**Aim of the task:** Single out the lines that include the word "name". Copy them.
* Begin Records shown *
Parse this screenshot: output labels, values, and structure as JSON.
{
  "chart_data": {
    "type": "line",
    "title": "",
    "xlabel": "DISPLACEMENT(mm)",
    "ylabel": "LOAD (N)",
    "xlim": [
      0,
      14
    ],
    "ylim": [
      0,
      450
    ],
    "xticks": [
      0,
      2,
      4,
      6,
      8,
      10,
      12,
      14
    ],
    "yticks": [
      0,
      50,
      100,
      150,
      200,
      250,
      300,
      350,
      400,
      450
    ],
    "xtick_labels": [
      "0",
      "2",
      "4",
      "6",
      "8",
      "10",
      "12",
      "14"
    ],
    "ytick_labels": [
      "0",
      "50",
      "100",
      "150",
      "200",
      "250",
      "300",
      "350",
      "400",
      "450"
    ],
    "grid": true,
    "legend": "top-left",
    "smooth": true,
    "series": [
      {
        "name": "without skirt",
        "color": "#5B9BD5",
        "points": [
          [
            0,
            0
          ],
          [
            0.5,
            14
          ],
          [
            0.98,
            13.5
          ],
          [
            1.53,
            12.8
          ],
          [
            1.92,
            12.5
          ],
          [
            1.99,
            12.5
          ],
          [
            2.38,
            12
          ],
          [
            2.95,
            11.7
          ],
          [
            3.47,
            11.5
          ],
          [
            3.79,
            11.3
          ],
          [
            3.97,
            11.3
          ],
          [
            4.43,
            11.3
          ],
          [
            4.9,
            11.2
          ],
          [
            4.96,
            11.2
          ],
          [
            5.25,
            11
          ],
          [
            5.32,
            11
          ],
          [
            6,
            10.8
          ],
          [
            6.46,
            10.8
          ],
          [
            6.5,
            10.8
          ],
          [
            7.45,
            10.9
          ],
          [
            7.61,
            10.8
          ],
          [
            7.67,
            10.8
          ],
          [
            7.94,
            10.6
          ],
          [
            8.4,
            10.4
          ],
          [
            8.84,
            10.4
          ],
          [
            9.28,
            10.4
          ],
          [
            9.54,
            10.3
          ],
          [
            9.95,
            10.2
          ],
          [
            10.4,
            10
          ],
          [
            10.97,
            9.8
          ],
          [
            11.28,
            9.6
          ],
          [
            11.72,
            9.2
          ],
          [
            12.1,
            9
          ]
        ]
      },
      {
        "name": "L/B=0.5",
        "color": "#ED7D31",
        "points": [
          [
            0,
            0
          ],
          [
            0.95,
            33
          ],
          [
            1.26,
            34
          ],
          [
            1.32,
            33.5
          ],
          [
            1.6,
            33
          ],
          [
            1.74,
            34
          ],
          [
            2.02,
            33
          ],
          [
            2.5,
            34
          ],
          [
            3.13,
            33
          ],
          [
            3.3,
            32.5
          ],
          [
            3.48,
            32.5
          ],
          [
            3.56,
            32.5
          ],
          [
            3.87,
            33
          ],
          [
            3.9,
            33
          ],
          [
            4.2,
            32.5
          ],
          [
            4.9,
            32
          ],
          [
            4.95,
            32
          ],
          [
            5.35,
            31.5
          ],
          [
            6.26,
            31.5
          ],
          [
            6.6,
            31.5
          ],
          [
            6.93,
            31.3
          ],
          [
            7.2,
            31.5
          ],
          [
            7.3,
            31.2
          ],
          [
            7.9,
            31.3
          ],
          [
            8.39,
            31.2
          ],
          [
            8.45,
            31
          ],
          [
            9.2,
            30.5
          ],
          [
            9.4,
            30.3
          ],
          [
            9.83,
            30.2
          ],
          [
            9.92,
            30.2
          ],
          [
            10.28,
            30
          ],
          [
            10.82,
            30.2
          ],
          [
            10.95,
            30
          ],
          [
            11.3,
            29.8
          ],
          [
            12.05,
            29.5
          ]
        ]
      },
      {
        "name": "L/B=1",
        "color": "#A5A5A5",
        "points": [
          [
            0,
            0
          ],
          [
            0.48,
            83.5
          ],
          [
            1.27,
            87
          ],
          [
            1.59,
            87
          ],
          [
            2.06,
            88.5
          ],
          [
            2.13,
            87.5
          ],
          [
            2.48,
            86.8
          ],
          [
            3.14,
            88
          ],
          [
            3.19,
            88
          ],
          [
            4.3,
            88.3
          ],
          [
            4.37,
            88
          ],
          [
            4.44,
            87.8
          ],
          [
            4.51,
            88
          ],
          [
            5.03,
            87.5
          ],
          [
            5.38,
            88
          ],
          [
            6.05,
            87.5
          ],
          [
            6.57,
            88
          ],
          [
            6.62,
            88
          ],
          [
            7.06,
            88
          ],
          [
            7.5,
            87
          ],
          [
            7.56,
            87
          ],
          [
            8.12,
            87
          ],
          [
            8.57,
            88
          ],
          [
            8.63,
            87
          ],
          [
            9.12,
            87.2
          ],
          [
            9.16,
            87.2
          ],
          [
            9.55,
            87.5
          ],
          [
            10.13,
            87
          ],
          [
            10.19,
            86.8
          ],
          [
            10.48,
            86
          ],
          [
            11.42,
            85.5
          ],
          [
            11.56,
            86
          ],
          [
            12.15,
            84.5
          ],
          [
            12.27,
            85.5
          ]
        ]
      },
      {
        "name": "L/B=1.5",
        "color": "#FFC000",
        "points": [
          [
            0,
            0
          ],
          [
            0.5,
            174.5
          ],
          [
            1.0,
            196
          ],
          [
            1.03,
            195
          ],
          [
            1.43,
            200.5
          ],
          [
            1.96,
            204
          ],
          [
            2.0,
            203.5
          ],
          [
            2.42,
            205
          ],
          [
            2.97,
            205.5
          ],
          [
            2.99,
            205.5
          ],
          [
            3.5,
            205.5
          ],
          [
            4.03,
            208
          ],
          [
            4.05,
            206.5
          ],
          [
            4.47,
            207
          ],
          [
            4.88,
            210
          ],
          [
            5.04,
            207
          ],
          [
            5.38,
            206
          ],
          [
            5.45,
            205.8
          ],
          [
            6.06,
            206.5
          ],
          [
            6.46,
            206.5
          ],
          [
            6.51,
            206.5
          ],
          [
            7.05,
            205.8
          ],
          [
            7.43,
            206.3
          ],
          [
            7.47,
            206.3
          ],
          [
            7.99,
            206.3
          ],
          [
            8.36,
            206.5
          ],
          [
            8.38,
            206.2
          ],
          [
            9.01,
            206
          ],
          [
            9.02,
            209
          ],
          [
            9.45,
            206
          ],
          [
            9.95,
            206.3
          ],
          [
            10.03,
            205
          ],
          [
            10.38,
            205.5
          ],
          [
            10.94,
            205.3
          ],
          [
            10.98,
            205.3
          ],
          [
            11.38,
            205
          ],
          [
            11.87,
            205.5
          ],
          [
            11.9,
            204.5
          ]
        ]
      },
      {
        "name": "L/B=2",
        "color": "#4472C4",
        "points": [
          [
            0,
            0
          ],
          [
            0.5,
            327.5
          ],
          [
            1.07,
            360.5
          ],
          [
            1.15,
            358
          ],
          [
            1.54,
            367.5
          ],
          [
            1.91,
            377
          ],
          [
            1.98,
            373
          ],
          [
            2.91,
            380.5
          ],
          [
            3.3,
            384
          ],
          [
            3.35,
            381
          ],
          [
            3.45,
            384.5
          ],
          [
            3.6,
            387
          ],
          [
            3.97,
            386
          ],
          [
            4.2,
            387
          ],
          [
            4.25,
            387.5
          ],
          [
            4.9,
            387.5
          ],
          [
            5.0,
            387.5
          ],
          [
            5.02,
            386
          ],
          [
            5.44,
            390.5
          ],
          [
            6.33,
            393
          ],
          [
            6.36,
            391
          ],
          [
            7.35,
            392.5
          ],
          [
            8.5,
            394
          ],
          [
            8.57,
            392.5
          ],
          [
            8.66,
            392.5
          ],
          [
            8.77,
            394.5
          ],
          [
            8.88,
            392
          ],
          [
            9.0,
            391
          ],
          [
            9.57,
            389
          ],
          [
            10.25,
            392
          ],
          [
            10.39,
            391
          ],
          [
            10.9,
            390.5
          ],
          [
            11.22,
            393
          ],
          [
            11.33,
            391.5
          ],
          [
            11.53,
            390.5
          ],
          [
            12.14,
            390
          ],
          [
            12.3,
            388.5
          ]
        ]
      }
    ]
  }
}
* End Records shown *
**Task response:**
        "name": "without skirt",
        "name": "L/B=0.5",
        "name": "L/B=1",
        "name": "L/B=1.5",
        "name": "L/B=2",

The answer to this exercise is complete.